WRITTEN EXERCISE
Print each of the entries exactly, leaving nothing out.

══ RECORDS

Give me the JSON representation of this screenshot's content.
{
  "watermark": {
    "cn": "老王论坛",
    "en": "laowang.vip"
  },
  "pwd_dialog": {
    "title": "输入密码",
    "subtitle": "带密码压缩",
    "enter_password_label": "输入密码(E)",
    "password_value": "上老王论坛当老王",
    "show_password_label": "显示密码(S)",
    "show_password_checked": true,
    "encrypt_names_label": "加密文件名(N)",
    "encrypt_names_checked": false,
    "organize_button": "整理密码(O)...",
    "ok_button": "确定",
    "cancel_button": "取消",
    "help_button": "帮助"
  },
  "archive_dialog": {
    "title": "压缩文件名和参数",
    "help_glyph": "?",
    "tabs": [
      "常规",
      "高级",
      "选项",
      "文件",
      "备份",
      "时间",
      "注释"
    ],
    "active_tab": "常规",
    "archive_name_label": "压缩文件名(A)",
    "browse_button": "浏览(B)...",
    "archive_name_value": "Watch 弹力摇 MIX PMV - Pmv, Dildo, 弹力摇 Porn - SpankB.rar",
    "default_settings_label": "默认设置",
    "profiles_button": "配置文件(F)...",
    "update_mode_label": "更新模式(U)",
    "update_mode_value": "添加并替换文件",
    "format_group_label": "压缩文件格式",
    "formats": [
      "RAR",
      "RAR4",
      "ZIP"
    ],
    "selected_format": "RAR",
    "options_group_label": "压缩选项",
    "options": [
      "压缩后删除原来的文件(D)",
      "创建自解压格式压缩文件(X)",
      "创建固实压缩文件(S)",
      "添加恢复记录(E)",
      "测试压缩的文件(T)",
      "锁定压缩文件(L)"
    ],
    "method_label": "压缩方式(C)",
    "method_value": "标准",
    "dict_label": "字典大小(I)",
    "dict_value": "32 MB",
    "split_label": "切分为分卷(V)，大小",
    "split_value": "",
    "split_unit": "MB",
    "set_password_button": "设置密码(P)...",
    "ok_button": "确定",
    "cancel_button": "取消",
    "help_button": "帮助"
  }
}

════

SOLUTION TO THE PROBLEM
Give me the JSON representation of this screenshot's content.
{
  "watermark": {
    "cn": "老王论坛",
    "en": "laowang.vip"
  },
  "pwd_dialog": {
    "title": "输入密码",
    "subtitle": "带密码压缩",
    "enter_password_label": "输入密码(E)",
    "password_value": "上老王论坛当老王",
    "show_password_label": "显示密码(S)",
    "show_password_checked": true,
    "encrypt_names_label": "加密文件名(N)",
    "encrypt_names_checked": false,
    "organize_button": "整理密码(O)...",
    "ok_button": "确定",
    "cancel_button": "取消",
    "help_button": "帮助"
  },
  "archive_dialog": {
    "title": "压缩文件名和参数",
    "help_glyph": "?",
    "tabs": [
      "常规",
      "高级",
      "选项",
      "文件",
      "备份",
      "时间",
      "注释"
    ],
    "active_tab": "常规",
    "archive_name_label": "压缩文件名(A)",
    "browse_button": "浏览(B)...",
    "archive_name_value": "Watch 弹力摇 MIX PMV - Pmv, Dildo, 弹力摇 Porn - SpankB.rar",
    "default_settings_label": "默认设置",
    "profiles_button": "配置文件(F)...",
    "update_mode_label": "更新模式(U)",
    "update_mode_value": "添加并替换文件",
    "format_group_label": "压缩文件格式",
    "formats": [
      "RAR",
      "RAR4",
      "ZIP"
    ],
    "selected_format": "RAR",
    "options_group_label": "压缩选项",
    "options": [
      "压缩后删除原来的文件(D)",
      "创建自解压格式压缩文件(X)",
      "创建固实压缩文件(S)",
      "添加恢复记录(E)",
      "测试压缩的文件(T)",
      "锁定压缩文件(L)"
    ],
    "method_label": "压缩方式(C)",
    "method_value": "标准",
    "dict_label": "字典大小(I)",
    "dict_value": "32 MB",
    "split_label": "切分为分卷(V)，大小",
    "split_value": "",
    "split_unit": "MB",
    "set_password_button": "设置密码(P)...",
    "ok_button": "确定",
    "cancel_button": "取消",
    "help_button": "帮助"
  }
}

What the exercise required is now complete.